• _Input material_:
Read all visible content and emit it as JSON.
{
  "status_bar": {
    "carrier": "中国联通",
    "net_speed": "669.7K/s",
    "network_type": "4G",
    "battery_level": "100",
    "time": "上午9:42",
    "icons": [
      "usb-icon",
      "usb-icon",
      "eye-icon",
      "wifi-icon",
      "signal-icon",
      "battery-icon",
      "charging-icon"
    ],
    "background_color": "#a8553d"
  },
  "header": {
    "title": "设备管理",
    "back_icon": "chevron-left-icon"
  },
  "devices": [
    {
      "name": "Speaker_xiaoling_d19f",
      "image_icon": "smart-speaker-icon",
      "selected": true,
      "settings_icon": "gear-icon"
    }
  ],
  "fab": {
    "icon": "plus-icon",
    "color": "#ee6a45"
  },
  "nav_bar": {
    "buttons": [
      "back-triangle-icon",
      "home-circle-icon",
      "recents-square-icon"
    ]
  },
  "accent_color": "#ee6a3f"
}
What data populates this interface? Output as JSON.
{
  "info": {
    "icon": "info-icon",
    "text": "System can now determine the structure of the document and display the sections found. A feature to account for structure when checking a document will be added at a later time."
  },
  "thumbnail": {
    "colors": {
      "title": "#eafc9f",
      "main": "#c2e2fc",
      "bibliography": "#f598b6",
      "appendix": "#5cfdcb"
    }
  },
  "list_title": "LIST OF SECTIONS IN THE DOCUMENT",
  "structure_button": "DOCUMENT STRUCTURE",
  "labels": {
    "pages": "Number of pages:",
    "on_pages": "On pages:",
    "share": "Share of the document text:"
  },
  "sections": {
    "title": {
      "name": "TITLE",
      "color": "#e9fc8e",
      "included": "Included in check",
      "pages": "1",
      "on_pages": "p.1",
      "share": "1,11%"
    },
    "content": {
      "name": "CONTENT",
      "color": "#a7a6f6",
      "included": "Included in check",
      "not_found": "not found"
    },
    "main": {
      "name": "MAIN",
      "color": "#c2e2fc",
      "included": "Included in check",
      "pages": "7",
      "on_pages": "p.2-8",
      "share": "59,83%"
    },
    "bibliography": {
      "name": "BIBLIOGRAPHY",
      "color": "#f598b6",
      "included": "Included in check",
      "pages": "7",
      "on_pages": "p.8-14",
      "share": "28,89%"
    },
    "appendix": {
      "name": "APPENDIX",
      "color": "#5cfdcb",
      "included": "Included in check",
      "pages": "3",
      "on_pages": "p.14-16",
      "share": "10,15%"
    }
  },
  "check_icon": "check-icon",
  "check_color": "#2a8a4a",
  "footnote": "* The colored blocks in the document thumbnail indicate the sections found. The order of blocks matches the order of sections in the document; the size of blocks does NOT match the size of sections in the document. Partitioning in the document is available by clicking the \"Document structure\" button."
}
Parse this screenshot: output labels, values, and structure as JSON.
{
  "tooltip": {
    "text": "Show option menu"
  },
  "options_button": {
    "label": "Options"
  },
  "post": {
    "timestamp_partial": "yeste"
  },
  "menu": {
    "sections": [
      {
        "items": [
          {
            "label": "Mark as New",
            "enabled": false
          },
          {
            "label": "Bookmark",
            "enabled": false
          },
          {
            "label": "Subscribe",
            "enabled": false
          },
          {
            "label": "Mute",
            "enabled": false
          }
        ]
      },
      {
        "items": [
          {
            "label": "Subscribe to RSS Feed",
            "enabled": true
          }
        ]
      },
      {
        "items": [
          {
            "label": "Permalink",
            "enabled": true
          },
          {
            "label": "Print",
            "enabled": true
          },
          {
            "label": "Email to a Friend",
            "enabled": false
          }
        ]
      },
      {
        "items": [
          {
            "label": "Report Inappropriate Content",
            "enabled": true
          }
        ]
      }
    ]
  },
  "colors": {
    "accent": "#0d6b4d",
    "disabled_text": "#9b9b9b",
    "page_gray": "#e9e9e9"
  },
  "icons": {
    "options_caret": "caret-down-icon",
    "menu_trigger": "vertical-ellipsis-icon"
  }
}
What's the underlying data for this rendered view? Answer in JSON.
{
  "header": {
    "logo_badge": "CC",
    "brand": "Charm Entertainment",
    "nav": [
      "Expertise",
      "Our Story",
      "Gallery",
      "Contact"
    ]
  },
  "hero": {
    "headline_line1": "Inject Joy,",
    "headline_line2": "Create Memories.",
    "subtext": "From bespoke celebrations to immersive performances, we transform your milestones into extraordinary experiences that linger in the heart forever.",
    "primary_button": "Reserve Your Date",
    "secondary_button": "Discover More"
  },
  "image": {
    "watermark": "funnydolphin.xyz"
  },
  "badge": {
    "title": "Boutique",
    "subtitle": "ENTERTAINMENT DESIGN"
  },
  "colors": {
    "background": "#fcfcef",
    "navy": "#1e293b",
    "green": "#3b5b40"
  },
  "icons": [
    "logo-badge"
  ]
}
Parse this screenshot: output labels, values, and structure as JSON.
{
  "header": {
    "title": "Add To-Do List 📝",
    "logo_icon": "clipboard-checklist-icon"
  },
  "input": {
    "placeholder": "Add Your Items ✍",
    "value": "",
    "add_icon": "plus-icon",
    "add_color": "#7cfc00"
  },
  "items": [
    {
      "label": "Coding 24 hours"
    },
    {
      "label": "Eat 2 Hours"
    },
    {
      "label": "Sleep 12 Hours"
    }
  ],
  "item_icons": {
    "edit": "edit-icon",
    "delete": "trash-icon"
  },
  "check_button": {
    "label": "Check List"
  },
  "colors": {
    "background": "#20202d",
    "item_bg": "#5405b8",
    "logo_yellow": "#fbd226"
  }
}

• _Brief_: Search the entries for "name" and copy out each line that has it.

• _Exercise response_:
      "name": "Speaker_xiaoling_d19f",
      "name": "TITLE",
      "name": "CONTENT",
      "name": "MAIN",
      "name": "BIBLIOGRAPHY",
      "name": "APPENDIX",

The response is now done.